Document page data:
*** Begin section ***

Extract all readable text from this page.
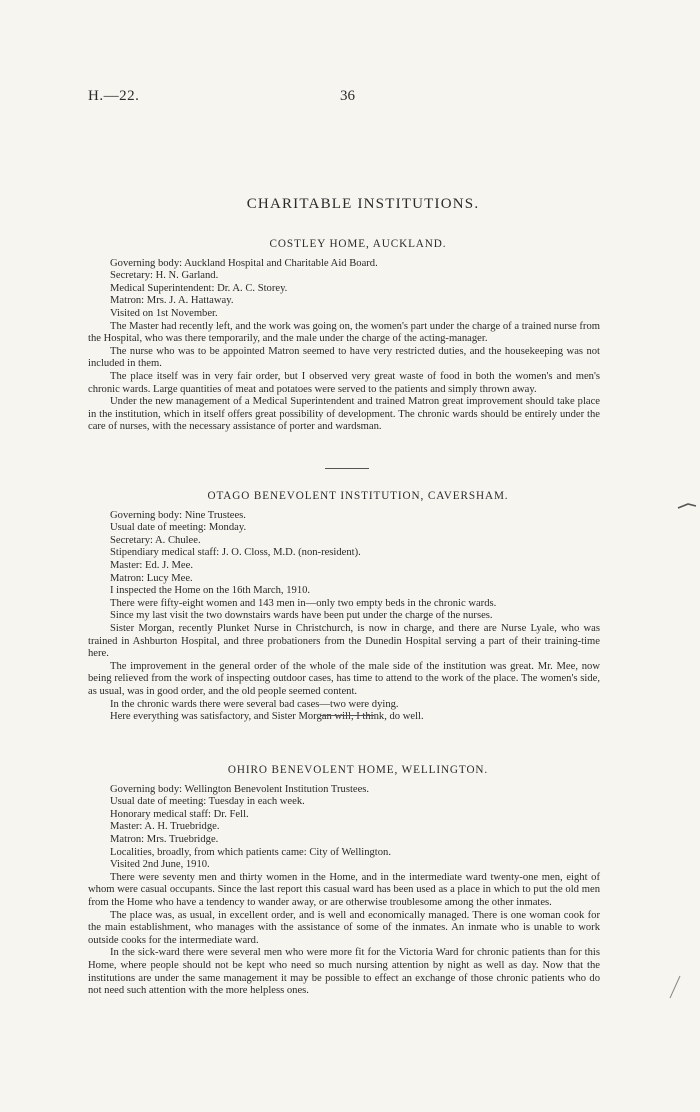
H.—22.	36
CHARITABLE INSTITUTIONS.
COSTLEY HOME, AUCKLAND.

Governing body: Auckland Hospital and Charitable Aid Board.

Secretary: H. N. Garland.

Medical Superintendent: Dr. A. C. Storey.

Matron: Mrs. J. A. Hattaway.

Visited on 1st November.

The Master had recently left, and the work was going on, the women's part under the charge of a trained nurse from the Hospital, who was there temporarily, and the male under the charge of the acting-manager.

The nurse who was to be appointed Matron seemed to have very restricted duties, and the housekeeping was not included in them.

The place itself was in very fair order, but I observed very great waste of food in both the women's and men's chronic wards. Large quantities of meat and potatoes were served to the patients and simply thrown away.

Under the new management of a Medical Superintendent and trained Matron great improvement should take place in the institution, which in itself offers great possibility of development. The chronic wards should be entirely under the care of nurses, with the necessary assistance of porter and wardsman.

OTAGO BENEVOLENT INSTITUTION, CAVERSHAM.

Governing body: Nine Trustees.

Usual date of meeting: Monday.

Secretary: A. Chulee.

Stipendiary medical staff: J. O. Closs, M.D. (non-resident).

Master: Ed. J. Mee.

Matron: Lucy Mee.

I inspected the Home on the 16th March, 1910.

There were fifty-eight women and 143 men in—only two empty beds in the chronic wards.

Since my last visit the two downstairs wards have been put under the charge of the nurses.

Sister Morgan, recently Plunket Nurse in Christchurch, is now in charge, and there are Nurse Lyale, who was trained in Ashburton Hospital, and three probationers from the Dunedin Hospital serving a part of their training-time here.

The improvement in the general order of the whole of the male side of the institution was great. Mr. Mee, now being relieved from the work of inspecting outdoor cases, has time to attend to the work of the place. The women's side, as usual, was in good order, and the old people seemed content.

In the chronic wards there were several bad cases—two were dying.

Here everything was satisfactory, and Sister Morgan will, I think, do well.

OHIRO BENEVOLENT HOME, WELLINGTON.

Governing body: Wellington Benevolent Institution Trustees.

Usual date of meeting: Tuesday in each week.

Honorary medical staff: Dr. Fell.

Master: A. H. Truebridge.

Matron: Mrs. Truebridge.

Localities, broadly, from which patients came: City of Wellington.

Visited 2nd June, 1910.

There were seventy men and thirty women in the Home, and in the intermediate ward twenty-one men, eight of whom were casual occupants. Since the last report this casual ward has been used as a place in which to put the old men from the Home who have a tendency to wander away, or are otherwise troublesome among the other inmates.

The place was, as usual, in excellent order, and is well and economically managed. There is one woman cook for the main establishment, who manages with the assistance of some of the inmates. An inmate who is unable to work outside cooks for the intermediate ward.

In the sick-ward there were several men who were more fit for the Victoria Ward for chronic patients than for this Home, where people should not be kept who need so much nursing attention by night as well as day. Now that the institutions are under the same management it may be possible to effect an exchange of those chronic patients who do not need such attention with the more helpless ones.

*** End section ***

Problem details → Copy out each line of the data where the string "Since" appears.

Task result →
Since my last visit the two downstairs wards have been put under the charge of the nurses.
There were seventy men and thirty women in the Home, and in the intermediate ward twenty-one men, eight of whom were casual occupants. Since the last report this casual ward has been used as a place in which to put the old men from the Home who have a tendency to wander away, or are otherwise troublesome among the other inmates.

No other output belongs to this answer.